→ OBJECTIVE
The listing below is to be output in its exact form.

→ INPUT RECORDS
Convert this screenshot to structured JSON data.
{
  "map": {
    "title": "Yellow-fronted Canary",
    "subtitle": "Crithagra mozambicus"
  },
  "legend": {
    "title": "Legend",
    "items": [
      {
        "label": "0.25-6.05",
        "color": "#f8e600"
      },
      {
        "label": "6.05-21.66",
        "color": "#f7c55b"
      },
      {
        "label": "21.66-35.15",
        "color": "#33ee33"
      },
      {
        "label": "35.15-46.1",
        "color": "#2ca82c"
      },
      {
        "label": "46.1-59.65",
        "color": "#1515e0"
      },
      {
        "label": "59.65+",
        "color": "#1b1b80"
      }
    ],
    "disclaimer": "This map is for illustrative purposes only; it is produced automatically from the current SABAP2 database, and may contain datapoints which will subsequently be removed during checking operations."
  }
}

→ EXPECTED ANSWER
Convert this screenshot to structured JSON data.
{
  "map": {
    "title": "Yellow-fronted Canary",
    "subtitle": "Crithagra mozambicus"
  },
  "legend": {
    "title": "Legend",
    "items": [
      {
        "label": "0.25-6.05",
        "color": "#f8e600"
      },
      {
        "label": "6.05-21.66",
        "color": "#f7c55b"
      },
      {
        "label": "21.66-35.15",
        "color": "#33ee33"
      },
      {
        "label": "35.15-46.1",
        "color": "#2ca82c"
      },
      {
        "label": "46.1-59.65",
        "color": "#1515e0"
      },
      {
        "label": "59.65+",
        "color": "#1b1b80"
      }
    ],
    "disclaimer": "This map is for illustrative purposes only; it is produced automatically from the current SABAP2 database, and may contain datapoints which will subsequently be removed during checking operations."
  }
}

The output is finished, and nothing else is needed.